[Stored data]
.....

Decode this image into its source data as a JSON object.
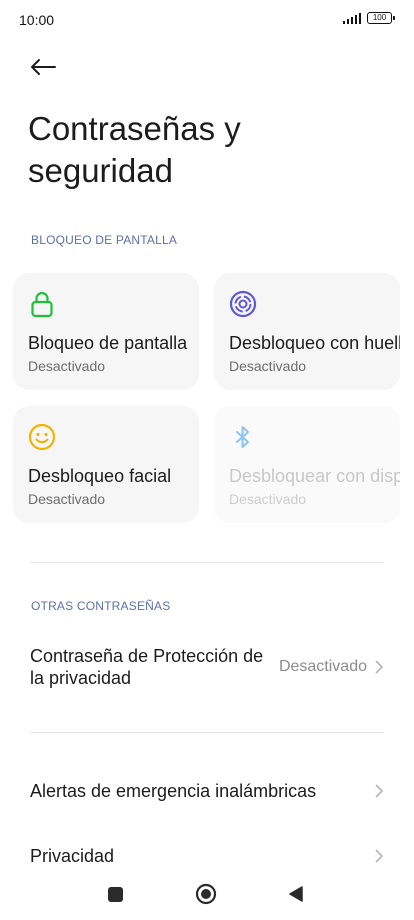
{
  "status_bar": {
    "time": "10:00",
    "battery": "100"
  },
  "header": {
    "title": "Contraseñas y seguridad"
  },
  "screen_lock_section": {
    "header": "BLOQUEO DE PANTALLA",
    "cards": [
      {
        "title": "Bloqueo de pantalla",
        "status": "Desactivado",
        "icon": "lock-icon",
        "color": "#1fbf3a",
        "enabled": true
      },
      {
        "title": "Desbloqueo con huella",
        "status": "Desactivado",
        "icon": "fingerprint-icon",
        "color": "#5c58d6",
        "enabled": true
      },
      {
        "title": "Desbloqueo facial",
        "status": "Desactivado",
        "icon": "face-icon",
        "color": "#f0b400",
        "enabled": true
      },
      {
        "title": "Desbloquear con dispositivo",
        "status": "Desactivado",
        "icon": "bluetooth-icon",
        "color": "#8fc3f0",
        "enabled": false
      }
    ]
  },
  "other_passwords_section": {
    "header": "OTRAS CONTRASEÑAS",
    "privacy_password": {
      "title": "Contraseña de Protección de la privacidad",
      "value": "Desactivado"
    }
  },
  "items": {
    "emergency_alerts": "Alertas de emergencia inalámbricas",
    "privacy": "Privacidad"
  }
}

.....

**Your instructions**
Pictures are to be left out; all else in the entries above is to be quoted exactly.

**Reply**
Decode this image into its source data as a JSON object.
{
  "status_bar": {
    "time": "10:00",
    "battery": "100"
  },
  "header": {
    "title": "Contraseñas y seguridad"
  },
  "screen_lock_section": {
    "header": "BLOQUEO DE PANTALLA",
    "cards": [
      {
        "title": "Bloqueo de pantalla",
        "status": "Desactivado",
        "icon": "lock-icon",
        "color": "#1fbf3a",
        "enabled": true
      },
      {
        "title": "Desbloqueo con huella",
        "status": "Desactivado",
        "icon": "fingerprint-icon",
        "color": "#5c58d6",
        "enabled": true
      },
      {
        "title": "Desbloqueo facial",
        "status": "Desactivado",
        "icon": "face-icon",
        "color": "#f0b400",
        "enabled": true
      },
      {
        "title": "Desbloquear con dispositivo",
        "status": "Desactivado",
        "icon": "bluetooth-icon",
        "color": "#8fc3f0",
        "enabled": false
      }
    ]
  },
  "other_passwords_section": {
    "header": "OTRAS CONTRASEÑAS",
    "privacy_password": {
      "title": "Contraseña de Protección de la privacidad",
      "value": "Desactivado"
    }
  },
  "items": {
    "emergency_alerts": "Alertas de emergencia inalámbricas",
    "privacy": "Privacidad"
  }
}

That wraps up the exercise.